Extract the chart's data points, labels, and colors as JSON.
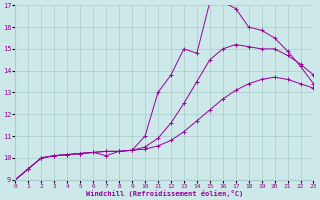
{
  "xlabel": "Windchill (Refroidissement éolien,°C)",
  "xlim": [
    0,
    23
  ],
  "ylim": [
    9,
    17
  ],
  "xticks": [
    0,
    1,
    2,
    3,
    4,
    5,
    6,
    7,
    8,
    9,
    10,
    11,
    12,
    13,
    14,
    15,
    16,
    17,
    18,
    19,
    20,
    21,
    22,
    23
  ],
  "yticks": [
    9,
    10,
    11,
    12,
    13,
    14,
    15,
    16,
    17
  ],
  "bg_color": "#cce8e8",
  "line_color": "#990099",
  "grid_color": "#aacccc",
  "line1_x": [
    0,
    1,
    2,
    3,
    4,
    5,
    6,
    7,
    8,
    9,
    10,
    11,
    12,
    13,
    14,
    15,
    16,
    17,
    18,
    19,
    20,
    21,
    22,
    23
  ],
  "line1_y": [
    9.0,
    9.5,
    10.0,
    10.1,
    10.15,
    10.2,
    10.25,
    10.3,
    10.3,
    10.35,
    10.4,
    10.55,
    10.8,
    11.2,
    11.7,
    12.2,
    12.7,
    13.1,
    13.4,
    13.6,
    13.7,
    13.6,
    13.4,
    13.2
  ],
  "line2_x": [
    0,
    1,
    2,
    3,
    4,
    5,
    6,
    7,
    8,
    9,
    10,
    11,
    12,
    13,
    14,
    15,
    16,
    17,
    18,
    19,
    20,
    21,
    22,
    23
  ],
  "line2_y": [
    9.0,
    9.5,
    10.0,
    10.1,
    10.15,
    10.2,
    10.25,
    10.3,
    10.3,
    10.35,
    10.5,
    10.9,
    11.6,
    12.5,
    13.5,
    14.5,
    15.0,
    15.2,
    15.1,
    15.0,
    15.0,
    14.7,
    14.3,
    13.8
  ],
  "line3_x": [
    0,
    1,
    2,
    3,
    4,
    5,
    6,
    7,
    8,
    9,
    10,
    11,
    12,
    13,
    14,
    15,
    16,
    17,
    18,
    19,
    20,
    21,
    22,
    23
  ],
  "line3_y": [
    9.0,
    9.5,
    10.0,
    10.1,
    10.15,
    10.2,
    10.25,
    10.1,
    10.3,
    10.35,
    11.0,
    13.0,
    13.8,
    15.0,
    14.8,
    17.15,
    17.15,
    16.85,
    16.0,
    15.85,
    15.5,
    14.9,
    14.2,
    13.4
  ]
}
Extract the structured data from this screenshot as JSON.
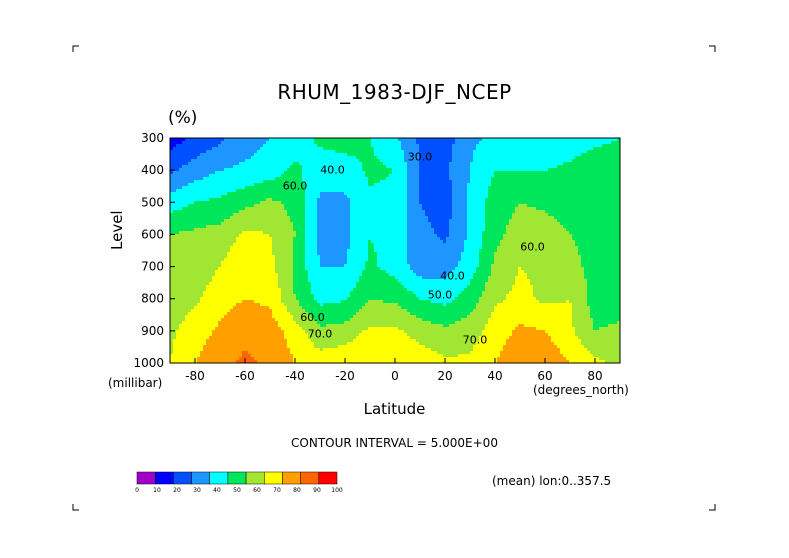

⁂

• Given instruction
Without the pictures, return all the records precisely as they stand.

• Final answer
Extract the chart's data points, labels, and colors as JSON.
{
  "xlabel": "Windchill (Refroidissement éolien,°C)",
  "xlim": [
    0,
    23
  ],
  "ylim": [
    9,
    17
  ],
  "xticks": [
    0,
    1,
    2,
    3,
    4,
    5,
    6,
    7,
    8,
    9,
    10,
    11,
    12,
    13,
    14,
    15,
    16,
    17,
    18,
    19,
    20,
    21,
    22,
    23
  ],
  "yticks": [
    9,
    10,
    11,
    12,
    13,
    14,
    15,
    16,
    17
  ],
  "bg_color": "#cce8e8",
  "line_color": "#990099",
  "grid_color": "#aacccc",
  "line1_x": [
    0,
    1,
    2,
    3,
    4,
    5,
    6,
    7,
    8,
    9,
    10,
    11,
    12,
    13,
    14,
    15,
    16,
    17,
    18,
    19,
    20,
    21,
    22,
    23
  ],
  "line1_y": [
    9.0,
    9.5,
    10.0,
    10.1,
    10.15,
    10.2,
    10.25,
    10.3,
    10.3,
    10.35,
    10.4,
    10.55,
    10.8,
    11.2,
    11.7,
    12.2,
    12.7,
    13.1,
    13.4,
    13.6,
    13.7,
    13.6,
    13.4,
    13.2
  ],
  "line2_x": [
    0,
    1,
    2,
    3,
    4,
    5,
    6,
    7,
    8,
    9,
    10,
    11,
    12,
    13,
    14,
    15,
    16,
    17,
    18,
    19,
    20,
    21,
    22,
    23
  ],
  "line2_y": [
    9.0,
    9.5,
    10.0,
    10.1,
    10.15,
    10.2,
    10.25,
    10.3,
    10.3,
    10.35,
    10.5,
    10.9,
    11.6,
    12.5,
    13.5,
    14.5,
    15.0,
    15.2,
    15.1,
    15.0,
    15.0,
    14.7,
    14.3,
    13.8
  ],
  "line3_x": [
    0,
    1,
    2,
    3,
    4,
    5,
    6,
    7,
    8,
    9,
    10,
    11,
    12,
    13,
    14,
    15,
    16,
    17,
    18,
    19,
    20,
    21,
    22,
    23
  ],
  "line3_y": [
    9.0,
    9.5,
    10.0,
    10.1,
    10.15,
    10.2,
    10.25,
    10.1,
    10.3,
    10.35,
    11.0,
    13.0,
    13.8,
    15.0,
    14.8,
    17.15,
    17.15,
    16.85,
    16.0,
    15.85,
    15.5,
    14.9,
    14.2,
    13.4
  ]
}
Extract the structured data from this screenshot as JSON.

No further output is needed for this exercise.